[Dataset items]
━━━━━━━━

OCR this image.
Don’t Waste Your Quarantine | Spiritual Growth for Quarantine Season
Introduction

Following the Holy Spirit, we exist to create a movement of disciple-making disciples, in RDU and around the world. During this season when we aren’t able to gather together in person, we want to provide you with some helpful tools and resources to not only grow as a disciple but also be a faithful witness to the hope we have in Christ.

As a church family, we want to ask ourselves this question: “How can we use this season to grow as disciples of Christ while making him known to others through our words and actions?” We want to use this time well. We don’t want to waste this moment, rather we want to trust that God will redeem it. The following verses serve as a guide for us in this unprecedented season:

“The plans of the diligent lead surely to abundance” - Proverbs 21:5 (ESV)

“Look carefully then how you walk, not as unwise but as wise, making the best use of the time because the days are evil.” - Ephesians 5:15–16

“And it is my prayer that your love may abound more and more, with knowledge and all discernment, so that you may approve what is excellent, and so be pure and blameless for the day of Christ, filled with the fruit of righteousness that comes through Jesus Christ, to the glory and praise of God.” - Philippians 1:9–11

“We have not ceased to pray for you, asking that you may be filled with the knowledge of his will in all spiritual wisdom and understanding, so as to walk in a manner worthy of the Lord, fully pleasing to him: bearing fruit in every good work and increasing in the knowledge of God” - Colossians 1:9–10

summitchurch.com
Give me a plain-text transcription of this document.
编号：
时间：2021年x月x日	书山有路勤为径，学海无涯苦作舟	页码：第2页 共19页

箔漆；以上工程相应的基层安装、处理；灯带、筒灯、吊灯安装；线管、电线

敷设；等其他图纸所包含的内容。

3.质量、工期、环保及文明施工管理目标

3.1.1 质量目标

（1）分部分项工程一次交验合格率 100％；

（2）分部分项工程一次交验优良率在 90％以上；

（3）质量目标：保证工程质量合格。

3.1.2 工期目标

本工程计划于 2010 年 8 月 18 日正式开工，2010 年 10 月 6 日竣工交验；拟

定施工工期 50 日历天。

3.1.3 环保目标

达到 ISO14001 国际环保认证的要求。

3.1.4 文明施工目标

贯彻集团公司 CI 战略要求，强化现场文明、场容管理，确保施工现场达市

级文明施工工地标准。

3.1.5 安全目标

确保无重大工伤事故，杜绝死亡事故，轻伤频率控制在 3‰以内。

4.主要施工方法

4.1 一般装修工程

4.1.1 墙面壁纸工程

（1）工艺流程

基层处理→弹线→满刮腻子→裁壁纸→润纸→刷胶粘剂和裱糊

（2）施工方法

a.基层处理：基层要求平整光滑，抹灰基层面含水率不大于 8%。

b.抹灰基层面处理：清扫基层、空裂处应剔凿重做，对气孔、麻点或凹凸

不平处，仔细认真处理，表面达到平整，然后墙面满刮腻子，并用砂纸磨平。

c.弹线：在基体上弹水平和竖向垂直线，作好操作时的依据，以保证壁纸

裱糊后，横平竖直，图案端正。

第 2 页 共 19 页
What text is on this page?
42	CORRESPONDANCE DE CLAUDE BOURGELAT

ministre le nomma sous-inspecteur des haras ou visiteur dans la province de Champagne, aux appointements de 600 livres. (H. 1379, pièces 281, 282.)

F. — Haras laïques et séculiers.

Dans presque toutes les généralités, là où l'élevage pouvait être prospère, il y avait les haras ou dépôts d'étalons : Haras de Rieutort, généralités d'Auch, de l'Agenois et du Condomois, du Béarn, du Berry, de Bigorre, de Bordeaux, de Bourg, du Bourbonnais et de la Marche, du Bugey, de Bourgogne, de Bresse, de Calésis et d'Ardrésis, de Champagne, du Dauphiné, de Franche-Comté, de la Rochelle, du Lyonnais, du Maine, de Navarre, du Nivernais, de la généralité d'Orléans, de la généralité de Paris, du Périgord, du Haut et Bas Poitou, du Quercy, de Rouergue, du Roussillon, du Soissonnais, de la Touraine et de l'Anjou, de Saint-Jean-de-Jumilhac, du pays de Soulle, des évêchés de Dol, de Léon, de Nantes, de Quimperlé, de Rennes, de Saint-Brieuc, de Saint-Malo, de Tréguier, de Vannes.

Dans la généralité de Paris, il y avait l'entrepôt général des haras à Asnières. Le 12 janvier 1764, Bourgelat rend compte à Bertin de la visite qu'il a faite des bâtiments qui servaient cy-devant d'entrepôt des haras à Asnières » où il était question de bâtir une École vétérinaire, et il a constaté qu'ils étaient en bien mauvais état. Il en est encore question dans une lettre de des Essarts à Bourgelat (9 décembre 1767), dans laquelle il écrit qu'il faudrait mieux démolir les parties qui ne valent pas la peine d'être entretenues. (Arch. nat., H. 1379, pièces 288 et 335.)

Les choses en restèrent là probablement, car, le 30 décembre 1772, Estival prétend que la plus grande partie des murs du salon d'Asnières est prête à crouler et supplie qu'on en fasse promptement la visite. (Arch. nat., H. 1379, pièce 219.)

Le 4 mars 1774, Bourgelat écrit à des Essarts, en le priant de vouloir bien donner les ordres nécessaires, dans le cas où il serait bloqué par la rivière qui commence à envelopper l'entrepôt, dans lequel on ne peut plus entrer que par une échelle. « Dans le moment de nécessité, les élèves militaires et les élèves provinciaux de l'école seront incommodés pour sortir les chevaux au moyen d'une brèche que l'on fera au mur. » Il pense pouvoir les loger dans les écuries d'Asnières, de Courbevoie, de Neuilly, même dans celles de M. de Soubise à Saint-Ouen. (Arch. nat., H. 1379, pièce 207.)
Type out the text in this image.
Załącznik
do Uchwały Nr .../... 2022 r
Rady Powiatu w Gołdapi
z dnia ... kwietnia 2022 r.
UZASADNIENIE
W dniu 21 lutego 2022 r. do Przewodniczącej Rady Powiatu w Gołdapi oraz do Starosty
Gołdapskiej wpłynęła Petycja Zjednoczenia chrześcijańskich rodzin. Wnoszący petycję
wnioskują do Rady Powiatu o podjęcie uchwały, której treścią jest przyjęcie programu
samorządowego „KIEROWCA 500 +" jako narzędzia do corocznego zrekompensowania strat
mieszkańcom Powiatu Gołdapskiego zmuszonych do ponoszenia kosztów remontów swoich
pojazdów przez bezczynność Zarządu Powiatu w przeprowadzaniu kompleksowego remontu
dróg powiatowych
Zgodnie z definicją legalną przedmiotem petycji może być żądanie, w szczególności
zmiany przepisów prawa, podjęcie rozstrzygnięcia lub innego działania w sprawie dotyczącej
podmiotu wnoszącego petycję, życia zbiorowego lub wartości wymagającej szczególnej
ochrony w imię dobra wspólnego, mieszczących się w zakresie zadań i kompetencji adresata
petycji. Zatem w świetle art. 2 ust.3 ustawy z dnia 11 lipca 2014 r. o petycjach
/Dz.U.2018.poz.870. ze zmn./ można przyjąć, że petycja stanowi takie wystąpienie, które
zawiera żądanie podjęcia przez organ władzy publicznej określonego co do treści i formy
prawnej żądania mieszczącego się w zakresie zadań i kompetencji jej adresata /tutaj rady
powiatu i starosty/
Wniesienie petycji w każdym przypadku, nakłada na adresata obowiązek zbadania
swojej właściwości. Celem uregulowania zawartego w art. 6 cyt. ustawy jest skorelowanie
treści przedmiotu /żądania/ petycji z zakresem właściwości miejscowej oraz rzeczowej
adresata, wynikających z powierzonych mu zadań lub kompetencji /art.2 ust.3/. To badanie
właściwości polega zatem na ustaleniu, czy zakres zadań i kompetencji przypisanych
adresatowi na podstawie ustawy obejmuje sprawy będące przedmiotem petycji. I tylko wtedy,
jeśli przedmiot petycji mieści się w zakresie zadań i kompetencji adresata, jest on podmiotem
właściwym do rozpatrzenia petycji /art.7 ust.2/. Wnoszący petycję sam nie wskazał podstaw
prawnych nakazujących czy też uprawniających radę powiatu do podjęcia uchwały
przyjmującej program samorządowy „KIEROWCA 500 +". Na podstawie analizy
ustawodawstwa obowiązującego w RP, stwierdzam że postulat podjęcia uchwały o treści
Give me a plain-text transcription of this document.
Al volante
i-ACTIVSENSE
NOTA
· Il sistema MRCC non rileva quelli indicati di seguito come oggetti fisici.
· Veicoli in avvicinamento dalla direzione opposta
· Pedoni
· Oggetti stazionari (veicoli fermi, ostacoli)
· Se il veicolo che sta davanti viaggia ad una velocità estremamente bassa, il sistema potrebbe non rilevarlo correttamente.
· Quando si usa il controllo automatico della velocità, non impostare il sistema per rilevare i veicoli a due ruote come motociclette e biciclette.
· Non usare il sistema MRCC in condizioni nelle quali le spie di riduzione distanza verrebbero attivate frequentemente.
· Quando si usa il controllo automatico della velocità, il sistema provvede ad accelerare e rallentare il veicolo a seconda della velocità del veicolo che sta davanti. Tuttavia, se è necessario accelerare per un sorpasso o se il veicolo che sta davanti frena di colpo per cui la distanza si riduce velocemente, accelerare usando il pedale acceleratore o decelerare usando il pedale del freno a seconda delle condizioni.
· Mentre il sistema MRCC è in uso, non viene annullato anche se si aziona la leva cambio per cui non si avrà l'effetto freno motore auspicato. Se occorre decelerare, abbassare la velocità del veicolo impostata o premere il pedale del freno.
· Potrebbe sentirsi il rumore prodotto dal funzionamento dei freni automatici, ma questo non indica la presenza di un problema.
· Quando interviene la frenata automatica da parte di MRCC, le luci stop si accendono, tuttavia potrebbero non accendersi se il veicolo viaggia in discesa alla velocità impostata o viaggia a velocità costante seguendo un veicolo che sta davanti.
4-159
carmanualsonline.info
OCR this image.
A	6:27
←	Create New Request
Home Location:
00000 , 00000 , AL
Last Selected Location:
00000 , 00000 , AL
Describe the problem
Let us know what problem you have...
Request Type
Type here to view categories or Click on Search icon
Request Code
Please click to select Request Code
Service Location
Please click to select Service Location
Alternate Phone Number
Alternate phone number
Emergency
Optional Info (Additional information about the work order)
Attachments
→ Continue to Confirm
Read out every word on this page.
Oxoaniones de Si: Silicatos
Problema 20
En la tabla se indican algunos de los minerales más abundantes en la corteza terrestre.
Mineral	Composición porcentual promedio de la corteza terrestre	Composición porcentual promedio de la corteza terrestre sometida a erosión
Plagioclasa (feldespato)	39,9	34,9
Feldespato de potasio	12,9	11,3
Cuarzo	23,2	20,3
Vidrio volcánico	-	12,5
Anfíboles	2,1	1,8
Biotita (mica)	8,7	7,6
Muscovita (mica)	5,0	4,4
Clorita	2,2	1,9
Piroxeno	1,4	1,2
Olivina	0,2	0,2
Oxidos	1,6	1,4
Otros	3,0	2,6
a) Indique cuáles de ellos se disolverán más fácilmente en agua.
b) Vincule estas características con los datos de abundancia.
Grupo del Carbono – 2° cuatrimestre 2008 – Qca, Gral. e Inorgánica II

━━━━━━━━

▶ [GOAL OF THE EXERCISE]: Reproduce each line of the entries in which the word "decelerare" is found.

▶ [CORRECT OUTPUT]:
· Quando si usa il controllo automatico della velocità, il sistema provvede ad accelerare e rallentare il veicolo a seconda della velocità del veicolo che sta davanti. Tuttavia, se è necessario accelerare per un sorpasso o se il veicolo che sta davanti frena di colpo per cui la distanza si riduce velocemente, accelerare usando il pedale acceleratore o decelerare usando il pedale del freno a seconda delle condizioni.
· Mentre il sistema MRCC è in uso, non viene annullato anche se si aziona la leva cambio per cui non si avrà l'effetto freno motore auspicato. Se occorre decelerare, abbassare la velocità del veicolo impostata o premere il pedale del freno.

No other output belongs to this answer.